EXERCISE. Scan the material below for the string "dims", and copy every line where it shows up.

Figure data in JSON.
--------------------
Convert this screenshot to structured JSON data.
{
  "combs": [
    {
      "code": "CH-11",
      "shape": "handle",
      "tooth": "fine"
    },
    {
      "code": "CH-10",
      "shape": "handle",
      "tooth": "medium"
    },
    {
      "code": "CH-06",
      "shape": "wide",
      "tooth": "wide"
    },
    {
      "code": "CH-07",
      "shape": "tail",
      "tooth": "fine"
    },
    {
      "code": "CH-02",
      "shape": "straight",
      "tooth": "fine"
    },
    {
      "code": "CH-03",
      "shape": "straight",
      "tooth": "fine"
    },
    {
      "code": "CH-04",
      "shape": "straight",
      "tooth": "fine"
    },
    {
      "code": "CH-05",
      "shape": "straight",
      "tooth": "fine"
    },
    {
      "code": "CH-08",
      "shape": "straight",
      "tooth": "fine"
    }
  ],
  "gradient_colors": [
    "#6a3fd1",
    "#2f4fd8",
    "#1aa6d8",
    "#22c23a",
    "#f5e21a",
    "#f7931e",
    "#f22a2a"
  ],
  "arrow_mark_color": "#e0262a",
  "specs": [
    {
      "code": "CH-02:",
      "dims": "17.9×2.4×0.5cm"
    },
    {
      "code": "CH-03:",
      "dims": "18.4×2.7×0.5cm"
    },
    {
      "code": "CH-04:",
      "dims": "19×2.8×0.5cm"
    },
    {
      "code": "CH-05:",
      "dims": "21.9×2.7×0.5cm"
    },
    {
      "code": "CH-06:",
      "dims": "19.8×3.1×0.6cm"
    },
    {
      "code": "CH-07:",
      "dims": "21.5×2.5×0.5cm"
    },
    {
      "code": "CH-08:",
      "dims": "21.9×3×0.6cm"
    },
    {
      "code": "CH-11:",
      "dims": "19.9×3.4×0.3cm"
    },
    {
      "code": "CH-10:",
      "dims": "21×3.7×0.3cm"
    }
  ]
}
--------------------
REPLY TO THE TASK.
      "dims": "17.9×2.4×0.5cm"
      "dims": "18.4×2.7×0.5cm"
      "dims": "19×2.8×0.5cm"
      "dims": "21.9×2.7×0.5cm"
      "dims": "19.8×3.1×0.6cm"
      "dims": "21.5×2.5×0.5cm"
      "dims": "21.9×3×0.6cm"
      "dims": "19.9×3.4×0.3cm"
      "dims": "21×3.7×0.3cm"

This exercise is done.